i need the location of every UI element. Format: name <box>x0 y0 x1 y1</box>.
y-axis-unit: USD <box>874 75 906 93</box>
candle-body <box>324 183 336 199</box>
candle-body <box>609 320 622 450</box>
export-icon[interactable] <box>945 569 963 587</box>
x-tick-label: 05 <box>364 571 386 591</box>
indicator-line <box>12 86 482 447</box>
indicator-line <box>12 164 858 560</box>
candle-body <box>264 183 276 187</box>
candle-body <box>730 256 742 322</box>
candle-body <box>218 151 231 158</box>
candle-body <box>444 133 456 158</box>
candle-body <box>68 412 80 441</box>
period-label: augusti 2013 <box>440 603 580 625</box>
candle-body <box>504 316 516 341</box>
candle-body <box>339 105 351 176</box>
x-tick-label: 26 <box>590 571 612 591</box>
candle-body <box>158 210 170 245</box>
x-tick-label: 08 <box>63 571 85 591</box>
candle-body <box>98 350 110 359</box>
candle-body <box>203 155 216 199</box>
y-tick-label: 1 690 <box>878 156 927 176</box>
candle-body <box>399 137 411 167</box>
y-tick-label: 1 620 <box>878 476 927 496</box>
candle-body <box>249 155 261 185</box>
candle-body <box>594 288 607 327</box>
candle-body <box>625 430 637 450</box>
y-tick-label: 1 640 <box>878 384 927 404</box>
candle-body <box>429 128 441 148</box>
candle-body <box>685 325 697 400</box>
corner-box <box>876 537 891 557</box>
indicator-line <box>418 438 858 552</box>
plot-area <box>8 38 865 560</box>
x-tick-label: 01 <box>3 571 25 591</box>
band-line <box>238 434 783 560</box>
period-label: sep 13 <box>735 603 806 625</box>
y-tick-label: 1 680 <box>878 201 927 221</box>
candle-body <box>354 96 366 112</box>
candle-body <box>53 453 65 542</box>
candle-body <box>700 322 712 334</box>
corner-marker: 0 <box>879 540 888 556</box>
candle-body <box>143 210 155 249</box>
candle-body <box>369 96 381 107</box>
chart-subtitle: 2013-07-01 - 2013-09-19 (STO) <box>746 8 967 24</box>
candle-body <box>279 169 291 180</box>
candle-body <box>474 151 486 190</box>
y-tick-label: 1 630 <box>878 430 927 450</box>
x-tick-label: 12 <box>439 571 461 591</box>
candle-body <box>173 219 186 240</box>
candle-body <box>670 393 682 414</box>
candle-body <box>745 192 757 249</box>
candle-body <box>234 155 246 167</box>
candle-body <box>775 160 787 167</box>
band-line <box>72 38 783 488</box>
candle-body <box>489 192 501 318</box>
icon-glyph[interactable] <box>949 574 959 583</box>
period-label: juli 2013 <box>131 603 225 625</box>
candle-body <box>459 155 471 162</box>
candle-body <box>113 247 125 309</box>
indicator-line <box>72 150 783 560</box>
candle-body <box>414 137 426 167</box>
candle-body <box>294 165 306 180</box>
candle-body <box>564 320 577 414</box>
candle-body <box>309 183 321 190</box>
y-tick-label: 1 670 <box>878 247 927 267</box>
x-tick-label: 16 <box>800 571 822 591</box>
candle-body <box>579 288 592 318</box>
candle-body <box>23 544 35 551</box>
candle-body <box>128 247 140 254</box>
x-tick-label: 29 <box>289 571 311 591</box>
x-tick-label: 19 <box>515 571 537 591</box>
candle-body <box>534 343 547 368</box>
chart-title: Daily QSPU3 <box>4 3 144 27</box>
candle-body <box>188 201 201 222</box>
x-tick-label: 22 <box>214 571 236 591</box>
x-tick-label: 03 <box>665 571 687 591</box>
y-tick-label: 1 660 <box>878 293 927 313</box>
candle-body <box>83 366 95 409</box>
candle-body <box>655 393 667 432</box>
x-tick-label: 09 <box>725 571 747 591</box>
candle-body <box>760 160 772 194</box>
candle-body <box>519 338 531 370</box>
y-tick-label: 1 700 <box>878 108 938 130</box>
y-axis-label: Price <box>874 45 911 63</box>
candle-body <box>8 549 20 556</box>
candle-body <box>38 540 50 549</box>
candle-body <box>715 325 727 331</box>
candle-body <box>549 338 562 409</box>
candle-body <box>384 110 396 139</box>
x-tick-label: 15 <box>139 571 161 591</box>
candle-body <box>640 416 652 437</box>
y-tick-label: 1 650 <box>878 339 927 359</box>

========

* REQUIRED TASK *
Reproduce every item above, verbatim and in the same order.

* EXERCISE ANSWER *
i need the location of every UI element. Format: name <box>x0 y0 x1 y1</box>.
y-axis-unit: USD <box>874 75 906 93</box>
candle-body <box>324 183 336 199</box>
candle-body <box>609 320 622 450</box>
export-icon[interactable] <box>945 569 963 587</box>
x-tick-label: 05 <box>364 571 386 591</box>
indicator-line <box>12 86 482 447</box>
indicator-line <box>12 164 858 560</box>
candle-body <box>264 183 276 187</box>
candle-body <box>730 256 742 322</box>
candle-body <box>218 151 231 158</box>
candle-body <box>444 133 456 158</box>
candle-body <box>68 412 80 441</box>
period-label: augusti 2013 <box>440 603 580 625</box>
candle-body <box>504 316 516 341</box>
candle-body <box>339 105 351 176</box>
x-tick-label: 26 <box>590 571 612 591</box>
candle-body <box>158 210 170 245</box>
x-tick-label: 08 <box>63 571 85 591</box>
candle-body <box>98 350 110 359</box>
candle-body <box>203 155 216 199</box>
y-tick-label: 1 690 <box>878 156 927 176</box>
candle-body <box>399 137 411 167</box>
y-tick-label: 1 620 <box>878 476 927 496</box>
candle-body <box>249 155 261 185</box>
candle-body <box>594 288 607 327</box>
candle-body <box>625 430 637 450</box>
y-tick-label: 1 640 <box>878 384 927 404</box>
candle-body <box>429 128 441 148</box>
candle-body <box>685 325 697 400</box>
corner-box <box>876 537 891 557</box>
indicator-line <box>418 438 858 552</box>
plot-area <box>8 38 865 560</box>
x-tick-label: 01 <box>3 571 25 591</box>
band-line <box>238 434 783 560</box>
period-label: sep 13 <box>735 603 806 625</box>
y-tick-label: 1 680 <box>878 201 927 221</box>
candle-body <box>354 96 366 112</box>
candle-body <box>53 453 65 542</box>
candle-body <box>700 322 712 334</box>
corner-marker: 0 <box>879 540 888 556</box>
candle-body <box>143 210 155 249</box>
candle-body <box>369 96 381 107</box>
chart-subtitle: 2013-07-01 - 2013-09-19 (STO) <box>746 8 967 24</box>
candle-body <box>279 169 291 180</box>
candle-body <box>474 151 486 190</box>
y-tick-label: 1 630 <box>878 430 927 450</box>
x-tick-label: 12 <box>439 571 461 591</box>
candle-body <box>173 219 186 240</box>
candle-body <box>670 393 682 414</box>
candle-body <box>745 192 757 249</box>
candle-body <box>234 155 246 167</box>
candle-body <box>775 160 787 167</box>
band-line <box>72 38 783 488</box>
candle-body <box>489 192 501 318</box>
icon-glyph[interactable] <box>949 574 959 583</box>
period-label: juli 2013 <box>131 603 225 625</box>
candle-body <box>459 155 471 162</box>
candle-body <box>113 247 125 309</box>
indicator-line <box>72 150 783 560</box>
candle-body <box>414 137 426 167</box>
candle-body <box>294 165 306 180</box>
candle-body <box>564 320 577 414</box>
candle-body <box>309 183 321 190</box>
y-tick-label: 1 670 <box>878 247 927 267</box>
x-tick-label: 16 <box>800 571 822 591</box>
candle-body <box>579 288 592 318</box>
candle-body <box>23 544 35 551</box>
candle-body <box>128 247 140 254</box>
x-tick-label: 29 <box>289 571 311 591</box>
x-tick-label: 19 <box>515 571 537 591</box>
candle-body <box>534 343 547 368</box>
chart-title: Daily QSPU3 <box>4 3 144 27</box>
candle-body <box>188 201 201 222</box>
x-tick-label: 22 <box>214 571 236 591</box>
x-tick-label: 03 <box>665 571 687 591</box>
y-tick-label: 1 660 <box>878 293 927 313</box>
candle-body <box>83 366 95 409</box>
candle-body <box>655 393 667 432</box>
x-tick-label: 09 <box>725 571 747 591</box>
candle-body <box>760 160 772 194</box>
candle-body <box>519 338 531 370</box>
y-tick-label: 1 700 <box>878 108 938 130</box>
y-axis-label: Price <box>874 45 911 63</box>
candle-body <box>8 549 20 556</box>
candle-body <box>38 540 50 549</box>
candle-body <box>715 325 727 331</box>
candle-body <box>549 338 562 409</box>
candle-body <box>384 110 396 139</box>
x-tick-label: 15 <box>139 571 161 591</box>
candle-body <box>640 416 652 437</box>
y-tick-label: 1 650 <box>878 339 927 359</box>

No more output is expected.